# Written request
In the listing below, pick out lines with "optional".

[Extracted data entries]
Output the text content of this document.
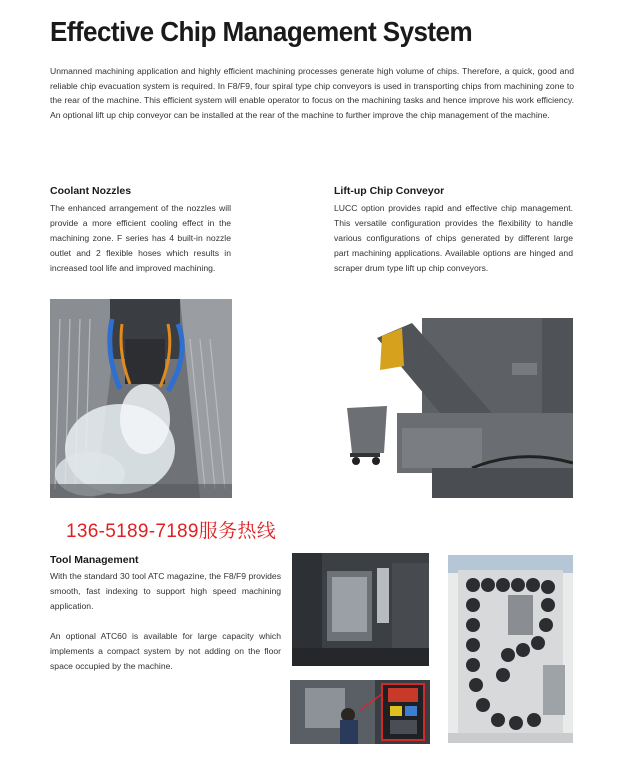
Effective Chip Management System

Unmanned machining application and highly efficient machining processes generate high volume of chips. Therefore, a quick, good and reliable chip evacuation system is required. In F8/F9, four spiral type chip conveyors is used in transporting chips from machining zone to the rear of the machine. This efficient system will enable operator to focus on the machining tasks and hence improve his work efficiency. An optional lift up chip conveyor can be installed at the rear of the machine to further improve the chip management of the machine.

Coolant Nozzles

The enhanced arrangement of the nozzles will provide a more efficient cooling effect in the machining zone. F series has 4 built-in nozzle outlet and 2 flexible hoses which results in increased tool life and improved machining.

Lift-up Chip Conveyor

LUCC option provides rapid and effective chip management. This versatile configuration provides the flexibility to handle various configurations of chips generated by different large part machining applications. Available options are hinged and scraper drum type lift up chip conveyors.

136-5189-7189服务热线
Tool Management

With the standard 30 tool ATC magazine, the F8/F9 provides smooth, fast indexing to support high speed machining application.

An optional ATC60 is available for large capacity which implements a compact system by not adding on the floor space occupied by the machine.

# The result
Unmanned machining application and highly efficient machining processes generate high volume of chips. Therefore, a quick, good and reliable chip evacuation system is required. In F8/F9, four spiral type chip conveyors is used in transporting chips from machining zone to the rear of the machine. This efficient system will enable operator to focus on the machining tasks and hence improve his work efficiency. An optional lift up chip conveyor can be installed at the rear of the machine to further improve the chip management of the machine.
An optional ATC60 is available for large capacity which implements a compact system by not adding on the floor space occupied by the machine.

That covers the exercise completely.